# The task
Restate the full set of records exactly, word for word.
··········
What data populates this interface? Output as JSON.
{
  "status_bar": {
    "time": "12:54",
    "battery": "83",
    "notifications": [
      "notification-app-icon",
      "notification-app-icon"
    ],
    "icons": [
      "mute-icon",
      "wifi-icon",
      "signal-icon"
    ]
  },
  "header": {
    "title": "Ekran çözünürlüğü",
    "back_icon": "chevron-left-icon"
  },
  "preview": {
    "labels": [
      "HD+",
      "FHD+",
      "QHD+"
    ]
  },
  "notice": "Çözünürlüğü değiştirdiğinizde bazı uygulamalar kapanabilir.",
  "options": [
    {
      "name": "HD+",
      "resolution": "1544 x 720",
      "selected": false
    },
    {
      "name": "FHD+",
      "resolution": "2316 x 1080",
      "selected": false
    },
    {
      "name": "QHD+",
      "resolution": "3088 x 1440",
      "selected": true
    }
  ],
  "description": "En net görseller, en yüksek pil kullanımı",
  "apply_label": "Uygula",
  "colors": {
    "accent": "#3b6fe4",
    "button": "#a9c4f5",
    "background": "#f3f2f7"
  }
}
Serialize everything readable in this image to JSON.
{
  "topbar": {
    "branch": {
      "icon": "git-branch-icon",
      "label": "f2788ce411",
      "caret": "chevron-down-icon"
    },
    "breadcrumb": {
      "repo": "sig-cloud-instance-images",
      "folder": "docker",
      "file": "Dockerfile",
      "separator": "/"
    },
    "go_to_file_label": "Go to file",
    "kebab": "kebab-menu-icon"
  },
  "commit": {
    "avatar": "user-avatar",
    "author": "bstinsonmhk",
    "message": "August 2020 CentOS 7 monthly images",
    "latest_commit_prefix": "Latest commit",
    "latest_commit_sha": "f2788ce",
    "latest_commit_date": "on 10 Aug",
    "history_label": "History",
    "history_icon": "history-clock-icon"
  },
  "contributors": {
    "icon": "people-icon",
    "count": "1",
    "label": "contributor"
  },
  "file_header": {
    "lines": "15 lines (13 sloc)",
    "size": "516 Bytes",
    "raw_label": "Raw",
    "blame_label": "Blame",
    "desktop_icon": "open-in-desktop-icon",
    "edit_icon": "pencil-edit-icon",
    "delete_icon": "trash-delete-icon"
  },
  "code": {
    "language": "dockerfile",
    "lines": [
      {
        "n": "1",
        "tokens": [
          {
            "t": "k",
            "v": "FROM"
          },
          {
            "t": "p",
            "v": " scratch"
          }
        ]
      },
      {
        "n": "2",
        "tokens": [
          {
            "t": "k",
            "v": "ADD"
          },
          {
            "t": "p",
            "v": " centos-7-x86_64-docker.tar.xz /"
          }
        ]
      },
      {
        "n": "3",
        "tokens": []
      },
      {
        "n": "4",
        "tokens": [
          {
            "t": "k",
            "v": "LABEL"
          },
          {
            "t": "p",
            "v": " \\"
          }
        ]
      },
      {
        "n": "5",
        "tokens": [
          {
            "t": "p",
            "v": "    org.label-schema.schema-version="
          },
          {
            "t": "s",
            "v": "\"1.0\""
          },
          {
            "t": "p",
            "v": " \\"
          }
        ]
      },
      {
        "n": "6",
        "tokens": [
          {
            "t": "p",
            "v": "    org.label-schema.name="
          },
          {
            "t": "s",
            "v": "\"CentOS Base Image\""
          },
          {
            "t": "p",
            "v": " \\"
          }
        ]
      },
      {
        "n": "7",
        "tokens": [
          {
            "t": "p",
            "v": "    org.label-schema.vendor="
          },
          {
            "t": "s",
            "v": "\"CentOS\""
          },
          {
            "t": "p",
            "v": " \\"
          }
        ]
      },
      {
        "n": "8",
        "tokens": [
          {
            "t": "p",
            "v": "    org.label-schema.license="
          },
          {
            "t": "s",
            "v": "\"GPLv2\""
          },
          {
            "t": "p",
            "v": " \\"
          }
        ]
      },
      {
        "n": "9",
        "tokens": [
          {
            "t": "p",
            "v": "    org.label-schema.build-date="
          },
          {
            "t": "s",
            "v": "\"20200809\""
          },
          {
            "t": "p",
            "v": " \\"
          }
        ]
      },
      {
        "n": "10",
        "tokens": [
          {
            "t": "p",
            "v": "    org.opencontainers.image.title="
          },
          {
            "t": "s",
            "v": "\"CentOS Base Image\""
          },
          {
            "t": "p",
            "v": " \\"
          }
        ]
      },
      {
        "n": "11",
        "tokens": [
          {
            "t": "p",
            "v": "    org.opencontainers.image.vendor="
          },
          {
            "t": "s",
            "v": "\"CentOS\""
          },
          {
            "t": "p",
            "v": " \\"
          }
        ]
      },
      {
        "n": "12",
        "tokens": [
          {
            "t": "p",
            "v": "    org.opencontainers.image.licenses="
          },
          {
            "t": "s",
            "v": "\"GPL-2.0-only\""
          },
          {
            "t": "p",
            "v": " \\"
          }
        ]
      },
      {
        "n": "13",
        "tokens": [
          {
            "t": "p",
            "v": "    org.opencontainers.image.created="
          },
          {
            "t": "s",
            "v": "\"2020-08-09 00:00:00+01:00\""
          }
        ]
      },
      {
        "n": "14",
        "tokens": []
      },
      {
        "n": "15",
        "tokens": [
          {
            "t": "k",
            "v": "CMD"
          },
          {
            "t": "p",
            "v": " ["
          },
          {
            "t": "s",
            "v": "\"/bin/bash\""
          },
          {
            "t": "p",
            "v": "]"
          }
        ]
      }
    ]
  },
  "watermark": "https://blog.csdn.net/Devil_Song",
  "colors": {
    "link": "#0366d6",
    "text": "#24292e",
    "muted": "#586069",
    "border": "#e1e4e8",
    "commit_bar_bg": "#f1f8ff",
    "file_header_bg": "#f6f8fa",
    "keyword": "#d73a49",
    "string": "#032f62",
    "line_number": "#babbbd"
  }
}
··········
# Written solution
What data populates this interface? Output as JSON.
{
  "status_bar": {
    "time": "12:54",
    "battery": "83",
    "notifications": [
      "notification-app-icon",
      "notification-app-icon"
    ],
    "icons": [
      "mute-icon",
      "wifi-icon",
      "signal-icon"
    ]
  },
  "header": {
    "title": "Ekran çözünürlüğü",
    "back_icon": "chevron-left-icon"
  },
  "preview": {
    "labels": [
      "HD+",
      "FHD+",
      "QHD+"
    ]
  },
  "notice": "Çözünürlüğü değiştirdiğinizde bazı uygulamalar kapanabilir.",
  "options": [
    {
      "name": "HD+",
      "resolution": "1544 x 720",
      "selected": false
    },
    {
      "name": "FHD+",
      "resolution": "2316 x 1080",
      "selected": false
    },
    {
      "name": "QHD+",
      "resolution": "3088 x 1440",
      "selected": true
    }
  ],
  "description": "En net görseller, en yüksek pil kullanımı",
  "apply_label": "Uygula",
  "colors": {
    "accent": "#3b6fe4",
    "button": "#a9c4f5",
    "background": "#f3f2f7"
  }
}
Serialize everything readable in this image to JSON.
{
  "topbar": {
    "branch": {
      "icon": "git-branch-icon",
      "label": "f2788ce411",
      "caret": "chevron-down-icon"
    },
    "breadcrumb": {
      "repo": "sig-cloud-instance-images",
      "folder": "docker",
      "file": "Dockerfile",
      "separator": "/"
    },
    "go_to_file_label": "Go to file",
    "kebab": "kebab-menu-icon"
  },
  "commit": {
    "avatar": "user-avatar",
    "author": "bstinsonmhk",
    "message": "August 2020 CentOS 7 monthly images",
    "latest_commit_prefix": "Latest commit",
    "latest_commit_sha": "f2788ce",
    "latest_commit_date": "on 10 Aug",
    "history_label": "History",
    "history_icon": "history-clock-icon"
  },
  "contributors": {
    "icon": "people-icon",
    "count": "1",
    "label": "contributor"
  },
  "file_header": {
    "lines": "15 lines (13 sloc)",
    "size": "516 Bytes",
    "raw_label": "Raw",
    "blame_label": "Blame",
    "desktop_icon": "open-in-desktop-icon",
    "edit_icon": "pencil-edit-icon",
    "delete_icon": "trash-delete-icon"
  },
  "code": {
    "language": "dockerfile",
    "lines": [
      {
        "n": "1",
        "tokens": [
          {
            "t": "k",
            "v": "FROM"
          },
          {
            "t": "p",
            "v": " scratch"
          }
        ]
      },
      {
        "n": "2",
        "tokens": [
          {
            "t": "k",
            "v": "ADD"
          },
          {
            "t": "p",
            "v": " centos-7-x86_64-docker.tar.xz /"
          }
        ]
      },
      {
        "n": "3",
        "tokens": []
      },
      {
        "n": "4",
        "tokens": [
          {
            "t": "k",
            "v": "LABEL"
          },
          {
            "t": "p",
            "v": " \\"
          }
        ]
      },
      {
        "n": "5",
        "tokens": [
          {
            "t": "p",
            "v": "    org.label-schema.schema-version="
          },
          {
            "t": "s",
            "v": "\"1.0\""
          },
          {
            "t": "p",
            "v": " \\"
          }
        ]
      },
      {
        "n": "6",
        "tokens": [
          {
            "t": "p",
            "v": "    org.label-schema.name="
          },
          {
            "t": "s",
            "v": "\"CentOS Base Image\""
          },
          {
            "t": "p",
            "v": " \\"
          }
        ]
      },
      {
        "n": "7",
        "tokens": [
          {
            "t": "p",
            "v": "    org.label-schema.vendor="
          },
          {
            "t": "s",
            "v": "\"CentOS\""
          },
          {
            "t": "p",
            "v": " \\"
          }
        ]
      },
      {
        "n": "8",
        "tokens": [
          {
            "t": "p",
            "v": "    org.label-schema.license="
          },
          {
            "t": "s",
            "v": "\"GPLv2\""
          },
          {
            "t": "p",
            "v": " \\"
          }
        ]
      },
      {
        "n": "9",
        "tokens": [
          {
            "t": "p",
            "v": "    org.label-schema.build-date="
          },
          {
            "t": "s",
            "v": "\"20200809\""
          },
          {
            "t": "p",
            "v": " \\"
          }
        ]
      },
      {
        "n": "10",
        "tokens": [
          {
            "t": "p",
            "v": "    org.opencontainers.image.title="
          },
          {
            "t": "s",
            "v": "\"CentOS Base Image\""
          },
          {
            "t": "p",
            "v": " \\"
          }
        ]
      },
      {
        "n": "11",
        "tokens": [
          {
            "t": "p",
            "v": "    org.opencontainers.image.vendor="
          },
          {
            "t": "s",
            "v": "\"CentOS\""
          },
          {
            "t": "p",
            "v": " \\"
          }
        ]
      },
      {
        "n": "12",
        "tokens": [
          {
            "t": "p",
            "v": "    org.opencontainers.image.licenses="
          },
          {
            "t": "s",
            "v": "\"GPL-2.0-only\""
          },
          {
            "t": "p",
            "v": " \\"
          }
        ]
      },
      {
        "n": "13",
        "tokens": [
          {
            "t": "p",
            "v": "    org.opencontainers.image.created="
          },
          {
            "t": "s",
            "v": "\"2020-08-09 00:00:00+01:00\""
          }
        ]
      },
      {
        "n": "14",
        "tokens": []
      },
      {
        "n": "15",
        "tokens": [
          {
            "t": "k",
            "v": "CMD"
          },
          {
            "t": "p",
            "v": " ["
          },
          {
            "t": "s",
            "v": "\"/bin/bash\""
          },
          {
            "t": "p",
            "v": "]"
          }
        ]
      }
    ]
  },
  "watermark": "https://blog.csdn.net/Devil_Song",
  "colors": {
    "link": "#0366d6",
    "text": "#24292e",
    "muted": "#586069",
    "border": "#e1e4e8",
    "commit_bar_bg": "#f1f8ff",
    "file_header_bg": "#f6f8fa",
    "keyword": "#d73a49",
    "string": "#032f62",
    "line_number": "#babbbd"
  }
}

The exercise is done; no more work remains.